§ **Цель задания 1**:
Перечислите все «роковые вопросы», которые названы в статье о Шестой симфонии Чайковского.
§ **Цель задания 2**:
Пожалуйста, перепечатайте из статьи о Шестой симфонии Чайковского отрывок от «Опубликовано в https://www.classicalmusicnews.ru/» до «внутренне давно согласились.».

§ **Избранный отрывок**:
____________________

«О, если б знали вы...»

Опубликовано в https://www.classicalmusicnews.ru/

О чём говорит с нами автор «Патетической» симфонии?


Разговор о музыкальном произведении, находящемся в VIP-ряду культурных ценностей, всегда труден. Ведь в нашем сознании уже сложился некий образ такого сочинения, и мы готовы слышать в нём то, что было много раз проанализировано и описано и с чем мы внутренне давно согласились.

Мы можем переживать и даже обливаться слезами, но при этом будем чувствовать себя вполне комфортно, потому что знаем сценарий, забывая о том, что сценарий этот возник позже и разработан не автором. Услышать саму музыку, а не заданную извне всем удобную «концепцию», бывает особенно трудно при общении с крупными сочинениями романтического периода. Тут мы изначально настроены на восприятие темы, претендующей на некую философскую глубину и отвлечённость: место человека в мире, личность и Бог, художник и обыватели, жизнь и смерть… В общем, весь богатый ассортимент «роковых вопросов».

Сказанное в полной мере относится к Шестой симфонии Чайковского, тем более что композитор, как это часто случается с гениями, сам «помогает» нам соскользнуть на удобную, исхоженную тропинку, ведущую к тупику абстрактных толкований его сочинения. Тут и намёки на тайную программу, которые он делал, общаясь с близкими людьми, и строки из письма К. К. Романову – отклоняя предложение великого князя написать музыку на «Реквием» Апухтина, Чайковский оправдывается «сходством» своей новой симфонии с настроением этого стихотворения …

Незадолго до этого он работает над программной симфонией «Жизнь». Но внезапно охладевает к этому замыслу, и у него появляется новое сочинение, с совершенно иной концепцией. Симфония «Смерть»?

____________________

§ **Фрагмент набора данных**:
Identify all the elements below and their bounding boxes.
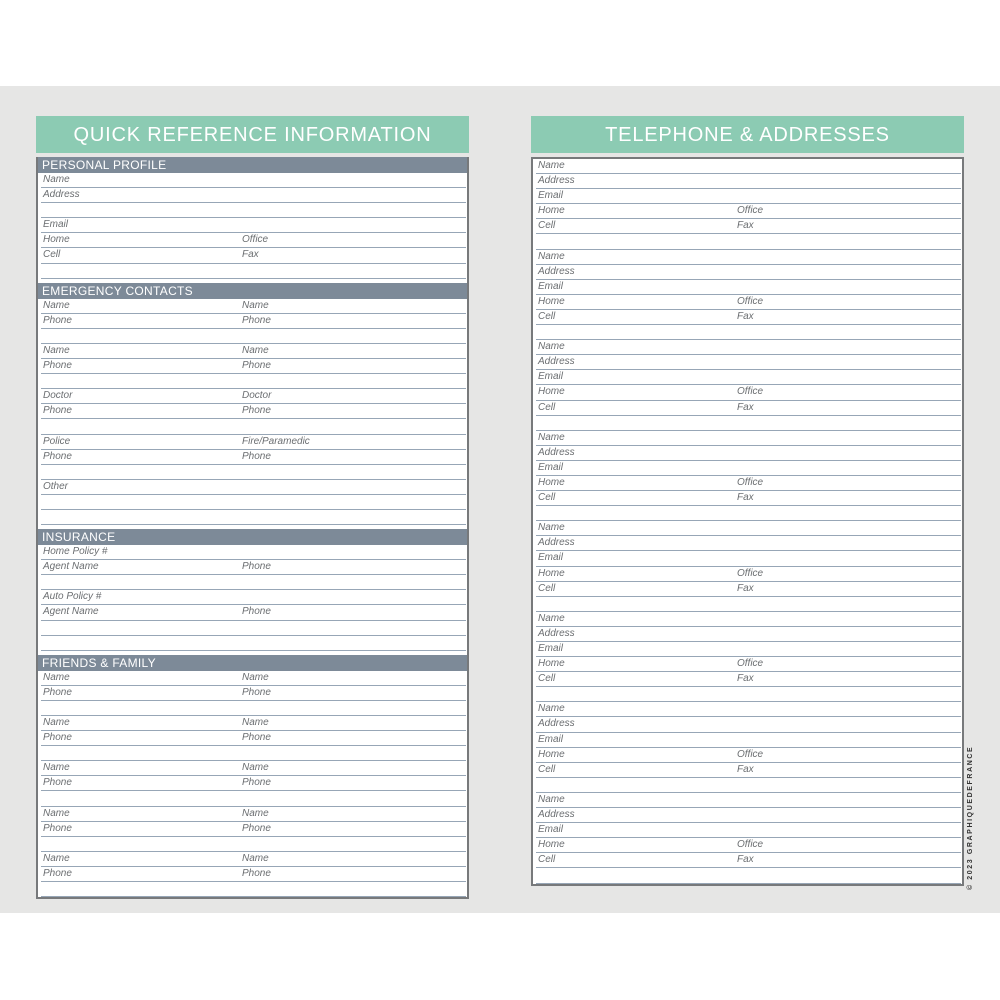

____________________

§ **Разбор решения 1**:
место человека в мире; личность и Бог; художник и обыватели; жизнь и смерть

§ **Разбор решения 2**:
Опубликовано в https://www.classicalmusicnews.ru/

О чём говорит с нами автор «Патетической» симфонии?


Разговор о музыкальном произведении, находящемся в VIP-ряду культурных ценностей, всегда труден. Ведь в нашем сознании уже сложился некий образ такого сочинения, и мы готовы слышать в нём то, что было много раз проанализировано и описано и с чем мы внутренне давно согласились.